** Work to complete **
Give only the number of lines in the records that include the string "data".
========================
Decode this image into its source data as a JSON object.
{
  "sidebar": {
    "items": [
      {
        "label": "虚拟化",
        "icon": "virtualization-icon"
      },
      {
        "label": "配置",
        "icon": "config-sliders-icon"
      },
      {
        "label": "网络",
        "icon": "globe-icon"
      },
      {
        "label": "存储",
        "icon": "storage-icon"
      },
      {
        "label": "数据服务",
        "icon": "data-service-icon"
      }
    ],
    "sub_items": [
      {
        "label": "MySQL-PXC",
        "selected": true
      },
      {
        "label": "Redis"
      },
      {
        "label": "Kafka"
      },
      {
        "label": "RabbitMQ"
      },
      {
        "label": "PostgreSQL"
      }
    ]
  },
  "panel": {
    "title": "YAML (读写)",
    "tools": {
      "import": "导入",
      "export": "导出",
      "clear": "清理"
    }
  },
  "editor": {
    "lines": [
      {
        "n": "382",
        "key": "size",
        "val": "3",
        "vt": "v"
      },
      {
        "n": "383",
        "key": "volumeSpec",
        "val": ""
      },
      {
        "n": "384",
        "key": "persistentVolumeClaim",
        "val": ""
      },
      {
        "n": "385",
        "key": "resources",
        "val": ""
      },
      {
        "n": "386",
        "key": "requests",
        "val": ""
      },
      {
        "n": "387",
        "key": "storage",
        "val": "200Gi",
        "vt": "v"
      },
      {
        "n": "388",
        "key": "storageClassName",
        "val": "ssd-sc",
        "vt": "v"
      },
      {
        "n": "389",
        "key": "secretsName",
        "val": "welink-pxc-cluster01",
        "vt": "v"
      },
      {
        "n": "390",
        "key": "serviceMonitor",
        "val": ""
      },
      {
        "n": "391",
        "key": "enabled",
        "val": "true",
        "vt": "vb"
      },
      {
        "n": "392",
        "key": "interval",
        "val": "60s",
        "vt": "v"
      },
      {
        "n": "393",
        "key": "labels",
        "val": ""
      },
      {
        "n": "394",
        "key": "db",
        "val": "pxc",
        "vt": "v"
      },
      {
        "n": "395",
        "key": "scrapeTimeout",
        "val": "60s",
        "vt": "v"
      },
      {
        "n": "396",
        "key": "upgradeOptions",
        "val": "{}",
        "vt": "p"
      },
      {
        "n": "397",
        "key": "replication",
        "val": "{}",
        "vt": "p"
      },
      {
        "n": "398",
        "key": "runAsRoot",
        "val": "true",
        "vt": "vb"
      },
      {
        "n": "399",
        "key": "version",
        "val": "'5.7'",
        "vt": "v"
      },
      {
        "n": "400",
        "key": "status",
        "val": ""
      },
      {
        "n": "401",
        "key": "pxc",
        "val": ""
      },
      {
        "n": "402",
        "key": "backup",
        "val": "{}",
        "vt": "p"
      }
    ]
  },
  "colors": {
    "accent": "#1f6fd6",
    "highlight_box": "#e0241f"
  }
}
========================
** Task solution **
2